▸ **Work required**
All of the records below should be output exactly.

· · · · · · ·

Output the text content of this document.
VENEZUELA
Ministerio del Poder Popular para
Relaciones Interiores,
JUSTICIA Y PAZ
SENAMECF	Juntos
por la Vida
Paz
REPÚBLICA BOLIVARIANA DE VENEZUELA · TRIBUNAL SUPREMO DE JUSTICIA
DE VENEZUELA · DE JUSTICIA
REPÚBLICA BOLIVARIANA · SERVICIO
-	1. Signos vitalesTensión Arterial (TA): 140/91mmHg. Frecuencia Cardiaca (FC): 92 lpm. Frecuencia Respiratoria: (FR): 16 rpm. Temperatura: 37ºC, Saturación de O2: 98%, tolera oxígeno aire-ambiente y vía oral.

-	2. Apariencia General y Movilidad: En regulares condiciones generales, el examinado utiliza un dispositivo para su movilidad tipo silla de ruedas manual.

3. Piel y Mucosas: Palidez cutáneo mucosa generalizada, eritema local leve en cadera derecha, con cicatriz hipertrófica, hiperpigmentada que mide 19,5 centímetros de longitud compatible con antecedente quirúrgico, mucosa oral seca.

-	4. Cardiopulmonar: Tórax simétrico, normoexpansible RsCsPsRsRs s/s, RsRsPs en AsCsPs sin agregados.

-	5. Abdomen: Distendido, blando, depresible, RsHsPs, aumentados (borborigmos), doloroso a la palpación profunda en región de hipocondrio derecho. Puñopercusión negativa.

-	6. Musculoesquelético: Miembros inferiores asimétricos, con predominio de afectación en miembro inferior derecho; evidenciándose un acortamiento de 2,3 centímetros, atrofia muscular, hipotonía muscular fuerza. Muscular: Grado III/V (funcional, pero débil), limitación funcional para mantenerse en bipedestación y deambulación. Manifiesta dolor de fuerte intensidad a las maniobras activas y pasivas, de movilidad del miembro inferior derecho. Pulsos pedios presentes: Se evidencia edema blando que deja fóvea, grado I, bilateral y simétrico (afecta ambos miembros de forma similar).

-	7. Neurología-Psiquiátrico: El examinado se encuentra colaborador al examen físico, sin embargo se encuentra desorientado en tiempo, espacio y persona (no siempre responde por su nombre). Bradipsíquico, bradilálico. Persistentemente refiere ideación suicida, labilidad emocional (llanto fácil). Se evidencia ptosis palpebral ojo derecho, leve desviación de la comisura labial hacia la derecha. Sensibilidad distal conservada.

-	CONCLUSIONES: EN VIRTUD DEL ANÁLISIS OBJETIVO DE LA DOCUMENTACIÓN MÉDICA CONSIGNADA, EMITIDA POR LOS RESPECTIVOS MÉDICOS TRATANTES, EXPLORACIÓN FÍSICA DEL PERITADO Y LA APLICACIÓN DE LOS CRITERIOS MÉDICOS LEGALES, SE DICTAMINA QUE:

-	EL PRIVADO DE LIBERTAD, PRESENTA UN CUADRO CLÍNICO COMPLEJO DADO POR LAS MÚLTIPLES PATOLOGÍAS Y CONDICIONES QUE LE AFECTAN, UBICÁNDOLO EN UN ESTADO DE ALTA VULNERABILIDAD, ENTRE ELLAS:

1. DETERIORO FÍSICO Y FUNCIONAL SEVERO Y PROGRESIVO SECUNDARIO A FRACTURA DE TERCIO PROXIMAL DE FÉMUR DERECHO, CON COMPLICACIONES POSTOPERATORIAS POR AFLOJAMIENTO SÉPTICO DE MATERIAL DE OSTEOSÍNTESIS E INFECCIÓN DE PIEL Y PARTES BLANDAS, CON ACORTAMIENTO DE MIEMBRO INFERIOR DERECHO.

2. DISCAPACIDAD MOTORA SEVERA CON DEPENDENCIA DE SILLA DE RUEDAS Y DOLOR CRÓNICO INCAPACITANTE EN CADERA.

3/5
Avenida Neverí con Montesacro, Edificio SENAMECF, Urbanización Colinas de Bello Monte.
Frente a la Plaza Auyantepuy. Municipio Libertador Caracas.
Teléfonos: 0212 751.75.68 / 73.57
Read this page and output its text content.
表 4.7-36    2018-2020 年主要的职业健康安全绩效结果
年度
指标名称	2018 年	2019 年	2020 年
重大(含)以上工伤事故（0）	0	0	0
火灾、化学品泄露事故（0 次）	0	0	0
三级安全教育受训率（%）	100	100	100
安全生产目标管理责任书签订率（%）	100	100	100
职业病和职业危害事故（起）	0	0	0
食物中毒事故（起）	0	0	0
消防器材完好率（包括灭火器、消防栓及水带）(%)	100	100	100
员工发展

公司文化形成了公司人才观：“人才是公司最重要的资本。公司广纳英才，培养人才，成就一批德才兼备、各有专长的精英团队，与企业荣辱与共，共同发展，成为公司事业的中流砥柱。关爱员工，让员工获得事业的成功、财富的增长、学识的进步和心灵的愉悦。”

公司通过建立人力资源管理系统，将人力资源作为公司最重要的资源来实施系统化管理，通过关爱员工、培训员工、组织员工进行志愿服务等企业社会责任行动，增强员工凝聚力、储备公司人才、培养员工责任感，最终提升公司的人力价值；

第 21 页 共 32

· · · · · · ·

▸ **Response below**
Output the text content of this document.
VENEZUELA
Ministerio del Poder Popular para
Relaciones Interiores,
JUSTICIA Y PAZ
SENAMECF	Juntos
por la Vida
Paz
REPÚBLICA BOLIVARIANA DE VENEZUELA · TRIBUNAL SUPREMO DE JUSTICIA
DE VENEZUELA · DE JUSTICIA
REPÚBLICA BOLIVARIANA · SERVICIO
-	1. Signos vitalesTensión Arterial (TA): 140/91mmHg. Frecuencia Cardiaca (FC): 92 lpm. Frecuencia Respiratoria: (FR): 16 rpm. Temperatura: 37ºC, Saturación de O2: 98%, tolera oxígeno aire-ambiente y vía oral.

-	2. Apariencia General y Movilidad: En regulares condiciones generales, el examinado utiliza un dispositivo para su movilidad tipo silla de ruedas manual.

3. Piel y Mucosas: Palidez cutáneo mucosa generalizada, eritema local leve en cadera derecha, con cicatriz hipertrófica, hiperpigmentada que mide 19,5 centímetros de longitud compatible con antecedente quirúrgico, mucosa oral seca.

-	4. Cardiopulmonar: Tórax simétrico, normoexpansible RsCsPsRsRs s/s, RsRsPs en AsCsPs sin agregados.

-	5. Abdomen: Distendido, blando, depresible, RsHsPs, aumentados (borborigmos), doloroso a la palpación profunda en región de hipocondrio derecho. Puñopercusión negativa.

-	6. Musculoesquelético: Miembros inferiores asimétricos, con predominio de afectación en miembro inferior derecho; evidenciándose un acortamiento de 2,3 centímetros, atrofia muscular, hipotonía muscular fuerza. Muscular: Grado III/V (funcional, pero débil), limitación funcional para mantenerse en bipedestación y deambulación. Manifiesta dolor de fuerte intensidad a las maniobras activas y pasivas, de movilidad del miembro inferior derecho. Pulsos pedios presentes: Se evidencia edema blando que deja fóvea, grado I, bilateral y simétrico (afecta ambos miembros de forma similar).

-	7. Neurología-Psiquiátrico: El examinado se encuentra colaborador al examen físico, sin embargo se encuentra desorientado en tiempo, espacio y persona (no siempre responde por su nombre). Bradipsíquico, bradilálico. Persistentemente refiere ideación suicida, labilidad emocional (llanto fácil). Se evidencia ptosis palpebral ojo derecho, leve desviación de la comisura labial hacia la derecha. Sensibilidad distal conservada.

-	CONCLUSIONES: EN VIRTUD DEL ANÁLISIS OBJETIVO DE LA DOCUMENTACIÓN MÉDICA CONSIGNADA, EMITIDA POR LOS RESPECTIVOS MÉDICOS TRATANTES, EXPLORACIÓN FÍSICA DEL PERITADO Y LA APLICACIÓN DE LOS CRITERIOS MÉDICOS LEGALES, SE DICTAMINA QUE:

-	EL PRIVADO DE LIBERTAD, PRESENTA UN CUADRO CLÍNICO COMPLEJO DADO POR LAS MÚLTIPLES PATOLOGÍAS Y CONDICIONES QUE LE AFECTAN, UBICÁNDOLO EN UN ESTADO DE ALTA VULNERABILIDAD, ENTRE ELLAS:

1. DETERIORO FÍSICO Y FUNCIONAL SEVERO Y PROGRESIVO SECUNDARIO A FRACTURA DE TERCIO PROXIMAL DE FÉMUR DERECHO, CON COMPLICACIONES POSTOPERATORIAS POR AFLOJAMIENTO SÉPTICO DE MATERIAL DE OSTEOSÍNTESIS E INFECCIÓN DE PIEL Y PARTES BLANDAS, CON ACORTAMIENTO DE MIEMBRO INFERIOR DERECHO.

2. DISCAPACIDAD MOTORA SEVERA CON DEPENDENCIA DE SILLA DE RUEDAS Y DOLOR CRÓNICO INCAPACITANTE EN CADERA.

3/5
Avenida Neverí con Montesacro, Edificio SENAMECF, Urbanización Colinas de Bello Monte.
Frente a la Plaza Auyantepuy. Municipio Libertador Caracas.
Teléfonos: 0212 751.75.68 / 73.57
Read this page and output its text content.
表 4.7-36    2018-2020 年主要的职业健康安全绩效结果
年度
指标名称	2018 年	2019 年	2020 年
重大(含)以上工伤事故（0）	0	0	0
火灾、化学品泄露事故（0 次）	0	0	0
三级安全教育受训率（%）	100	100	100
安全生产目标管理责任书签订率（%）	100	100	100
职业病和职业危害事故（起）	0	0	0
食物中毒事故（起）	0	0	0
消防器材完好率（包括灭火器、消防栓及水带）(%)	100	100	100
员工发展

公司文化形成了公司人才观：“人才是公司最重要的资本。公司广纳英才，培养人才，成就一批德才兼备、各有专长的精英团队，与企业荣辱与共，共同发展，成为公司事业的中流砥柱。关爱员工，让员工获得事业的成功、财富的增长、学识的进步和心灵的愉悦。”

公司通过建立人力资源管理系统，将人力资源作为公司最重要的资源来实施系统化管理，通过关爱员工、培训员工、组织员工进行志愿服务等企业社会责任行动，增强员工凝聚力、储备公司人才、培养员工责任感，最终提升公司的人力价值；

第 21 页 共 32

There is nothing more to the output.